Material for the task:
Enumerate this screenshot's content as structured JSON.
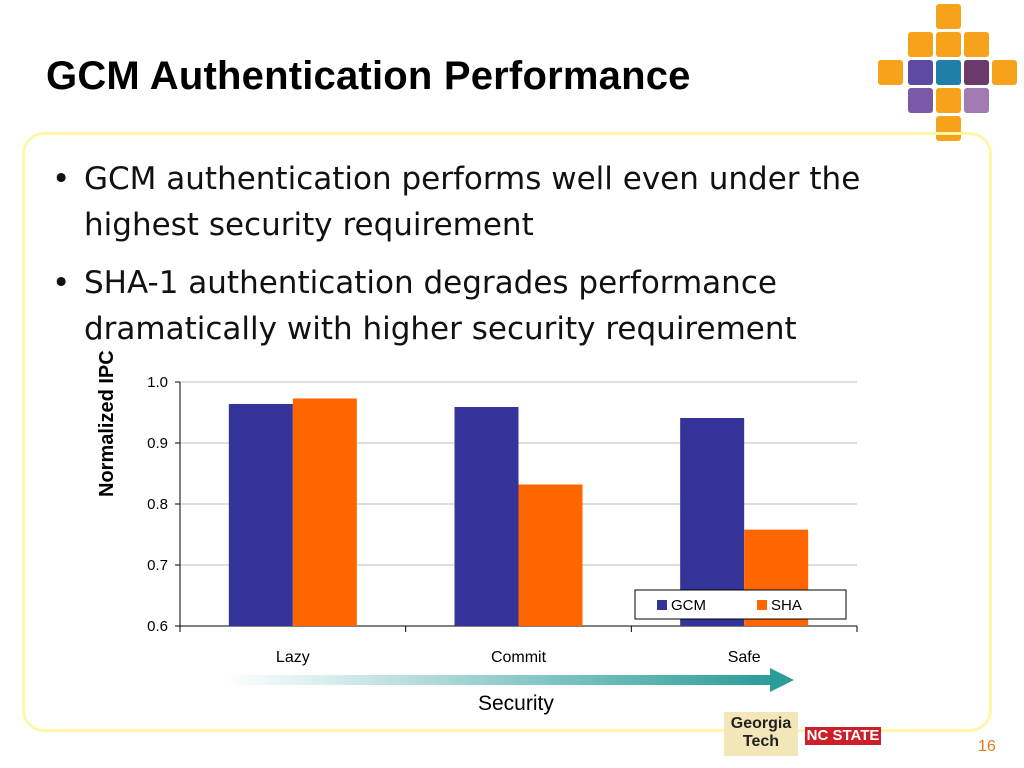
{
  "slide": {
    "title": "GCM Authentication Performance",
    "bullets": [
      "GCM authentication performs well even under the highest security requirement",
      "SHA-1 authentication degrades performance dramatically with higher security requirement"
    ],
    "bullet_symbol": "•",
    "page_number": "16",
    "axis_arrow_label": "Security",
    "logos": {
      "georgia_tech_line1": "Georgia",
      "georgia_tech_line2": "Tech",
      "nc_state": "NC STATE"
    }
  },
  "colors": {
    "gcm": "#333399",
    "sha": "#ff6600",
    "accent_orange": "#f7a21b",
    "border_yellow": "#fdf7a6",
    "arrow_teal": "#2a9d99"
  },
  "chart_data": {
    "type": "bar",
    "categories": [
      "Lazy",
      "Commit",
      "Safe"
    ],
    "series": [
      {
        "name": "GCM",
        "values": [
          0.964,
          0.959,
          0.941
        ]
      },
      {
        "name": "SHA",
        "values": [
          0.973,
          0.832,
          0.758
        ]
      }
    ],
    "ylabel": "Normalized IPC",
    "ylim": [
      0.6,
      1.0
    ],
    "yticks": [
      "0.6",
      "0.7",
      "0.8",
      "0.9",
      "1.0"
    ],
    "grid": true,
    "legend_position": "bottom-right"
  }
}
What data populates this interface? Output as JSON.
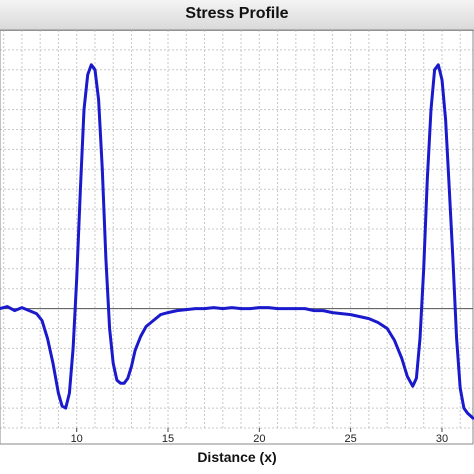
{
  "chart_data": {
    "type": "line",
    "title": "Stress Profile",
    "xlabel": "Distance (x)",
    "ylabel": "",
    "xlim": [
      5.8,
      31.7
    ],
    "ylim": [
      -1.2,
      2.8
    ],
    "x_ticks": [
      10,
      15,
      20,
      25,
      30
    ],
    "grid": true,
    "baseline": 0,
    "colors": {
      "line": "#1a1acc",
      "baseline": "#555555",
      "grid": "#c8c8c8"
    },
    "series": [
      {
        "x": [
          5.8,
          6.2,
          6.6,
          7.0,
          7.4,
          7.8,
          8.1,
          8.4,
          8.7,
          9.0,
          9.2,
          9.4,
          9.6,
          9.8,
          10.0,
          10.2,
          10.4,
          10.6,
          10.8,
          11.0,
          11.2,
          11.4,
          11.6,
          11.8,
          12.0,
          12.2,
          12.4,
          12.6,
          12.8,
          13.0,
          13.2,
          13.5,
          13.8,
          14.2,
          14.6,
          15.0,
          15.5,
          16.0,
          16.5,
          17.0,
          17.5,
          18.0,
          18.5,
          19.0,
          19.5,
          20.0,
          20.5,
          21.0,
          21.5,
          22.0,
          22.5,
          23.0,
          23.5,
          24.0,
          24.5,
          25.0,
          25.5,
          26.0,
          26.5,
          27.0,
          27.4,
          27.8,
          28.1,
          28.4,
          28.6,
          28.8,
          29.0,
          29.2,
          29.4,
          29.6,
          29.8,
          30.0,
          30.2,
          30.4,
          30.6,
          30.8,
          31.0,
          31.2,
          31.4,
          31.7
        ],
        "y": [
          0.0,
          0.02,
          -0.02,
          0.01,
          -0.02,
          -0.05,
          -0.12,
          -0.3,
          -0.55,
          -0.85,
          -0.98,
          -1.0,
          -0.85,
          -0.4,
          0.3,
          1.2,
          2.0,
          2.35,
          2.45,
          2.4,
          2.1,
          1.4,
          0.5,
          -0.2,
          -0.55,
          -0.72,
          -0.75,
          -0.75,
          -0.7,
          -0.58,
          -0.42,
          -0.28,
          -0.18,
          -0.12,
          -0.06,
          -0.04,
          -0.02,
          -0.01,
          0.0,
          0.0,
          0.01,
          0.0,
          0.01,
          0.0,
          0.0,
          0.01,
          0.01,
          0.0,
          0.0,
          0.0,
          0.0,
          -0.02,
          -0.02,
          -0.04,
          -0.05,
          -0.06,
          -0.08,
          -0.1,
          -0.14,
          -0.2,
          -0.32,
          -0.5,
          -0.68,
          -0.78,
          -0.7,
          -0.3,
          0.4,
          1.3,
          2.0,
          2.4,
          2.45,
          2.3,
          1.9,
          1.2,
          0.5,
          -0.3,
          -0.8,
          -1.0,
          -1.05,
          -1.1
        ]
      }
    ]
  }
}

Problem to solve:
Each entry shown above must be quoted exactly, with its pictures left out.

Written solution:
Enumerate this screenshot's content as structured JSON.
{
  "slide": {
    "title": "GCM Authentication Performance",
    "bullets": [
      "GCM authentication performs well even under the highest security requirement",
      "SHA-1 authentication degrades performance dramatically with higher security requirement"
    ],
    "bullet_symbol": "•",
    "page_number": "16",
    "axis_arrow_label": "Security",
    "logos": {
      "georgia_tech_line1": "Georgia",
      "georgia_tech_line2": "Tech",
      "nc_state": "NC STATE"
    }
  },
  "colors": {
    "gcm": "#333399",
    "sha": "#ff6600",
    "accent_orange": "#f7a21b",
    "border_yellow": "#fdf7a6",
    "arrow_teal": "#2a9d99"
  },
  "chart_data": {
    "type": "bar",
    "categories": [
      "Lazy",
      "Commit",
      "Safe"
    ],
    "series": [
      {
        "name": "GCM",
        "values": [
          0.964,
          0.959,
          0.941
        ]
      },
      {
        "name": "SHA",
        "values": [
          0.973,
          0.832,
          0.758
        ]
      }
    ],
    "ylabel": "Normalized IPC",
    "ylim": [
      0.6,
      1.0
    ],
    "yticks": [
      "0.6",
      "0.7",
      "0.8",
      "0.9",
      "1.0"
    ],
    "grid": true,
    "legend_position": "bottom-right"
  }
}
What data populates this interface? Output as JSON.
{
  "chart_data": {
    "type": "line",
    "title": "Stress Profile",
    "xlabel": "Distance (x)",
    "ylabel": "",
    "xlim": [
      5.8,
      31.7
    ],
    "ylim": [
      -1.2,
      2.8
    ],
    "x_ticks": [
      10,
      15,
      20,
      25,
      30
    ],
    "grid": true,
    "baseline": 0,
    "colors": {
      "line": "#1a1acc",
      "baseline": "#555555",
      "grid": "#c8c8c8"
    },
    "series": [
      {
        "x": [
          5.8,
          6.2,
          6.6,
          7.0,
          7.4,
          7.8,
          8.1,
          8.4,
          8.7,
          9.0,
          9.2,
          9.4,
          9.6,
          9.8,
          10.0,
          10.2,
          10.4,
          10.6,
          10.8,
          11.0,
          11.2,
          11.4,
          11.6,
          11.8,
          12.0,
          12.2,
          12.4,
          12.6,
          12.8,
          13.0,
          13.2,
          13.5,
          13.8,
          14.2,
          14.6,
          15.0,
          15.5,
          16.0,
          16.5,
          17.0,
          17.5,
          18.0,
          18.5,
          19.0,
          19.5,
          20.0,
          20.5,
          21.0,
          21.5,
          22.0,
          22.5,
          23.0,
          23.5,
          24.0,
          24.5,
          25.0,
          25.5,
          26.0,
          26.5,
          27.0,
          27.4,
          27.8,
          28.1,
          28.4,
          28.6,
          28.8,
          29.0,
          29.2,
          29.4,
          29.6,
          29.8,
          30.0,
          30.2,
          30.4,
          30.6,
          30.8,
          31.0,
          31.2,
          31.4,
          31.7
        ],
        "y": [
          0.0,
          0.02,
          -0.02,
          0.01,
          -0.02,
          -0.05,
          -0.12,
          -0.3,
          -0.55,
          -0.85,
          -0.98,
          -1.0,
          -0.85,
          -0.4,
          0.3,
          1.2,
          2.0,
          2.35,
          2.45,
          2.4,
          2.1,
          1.4,
          0.5,
          -0.2,
          -0.55,
          -0.72,
          -0.75,
          -0.75,
          -0.7,
          -0.58,
          -0.42,
          -0.28,
          -0.18,
          -0.12,
          -0.06,
          -0.04,
          -0.02,
          -0.01,
          0.0,
          0.0,
          0.01,
          0.0,
          0.01,
          0.0,
          0.0,
          0.01,
          0.01,
          0.0,
          0.0,
          0.0,
          0.0,
          -0.02,
          -0.02,
          -0.04,
          -0.05,
          -0.06,
          -0.08,
          -0.1,
          -0.14,
          -0.2,
          -0.32,
          -0.5,
          -0.68,
          -0.78,
          -0.7,
          -0.3,
          0.4,
          1.3,
          2.0,
          2.4,
          2.45,
          2.3,
          1.9,
          1.2,
          0.5,
          -0.3,
          -0.8,
          -1.0,
          -1.05,
          -1.1
        ]
      }
    ]
  }
}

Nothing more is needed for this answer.